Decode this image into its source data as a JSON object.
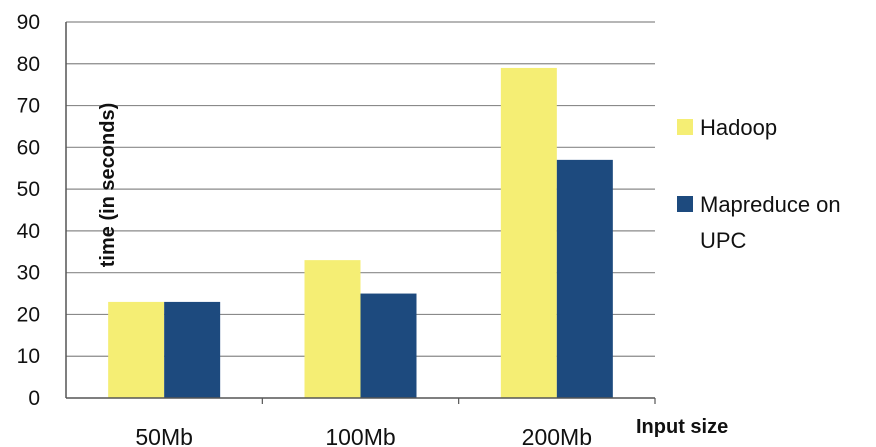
{
  "chart_data": {
    "type": "bar",
    "categories": [
      "50Mb",
      "100Mb",
      "200Mb"
    ],
    "series": [
      {
        "name": "Hadoop",
        "values": [
          23,
          33,
          79
        ]
      },
      {
        "name": "Mapreduce on UPC",
        "values": [
          23,
          25,
          57
        ]
      }
    ],
    "title": "",
    "xlabel": "Input size",
    "ylabel": "time (in seconds)",
    "ylim": [
      0,
      90
    ],
    "yticks": [
      0,
      10,
      20,
      30,
      40,
      50,
      60,
      70,
      80,
      90
    ],
    "grid": true,
    "legend_position": "right",
    "colors": {
      "Hadoop": "#f5ee74",
      "Mapreduce on UPC": "#1d4a7e",
      "grid": "#8a8a8a",
      "axis": "#555555"
    }
  },
  "legend": {
    "items": [
      {
        "lines": [
          "Hadoop"
        ]
      },
      {
        "lines": [
          "Mapreduce on",
          "UPC"
        ]
      }
    ]
  }
}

###

:: Instructions for the task ::
Provide only the count of lines in the data above that include the string "Mapreduce".

:: Task answer ::
3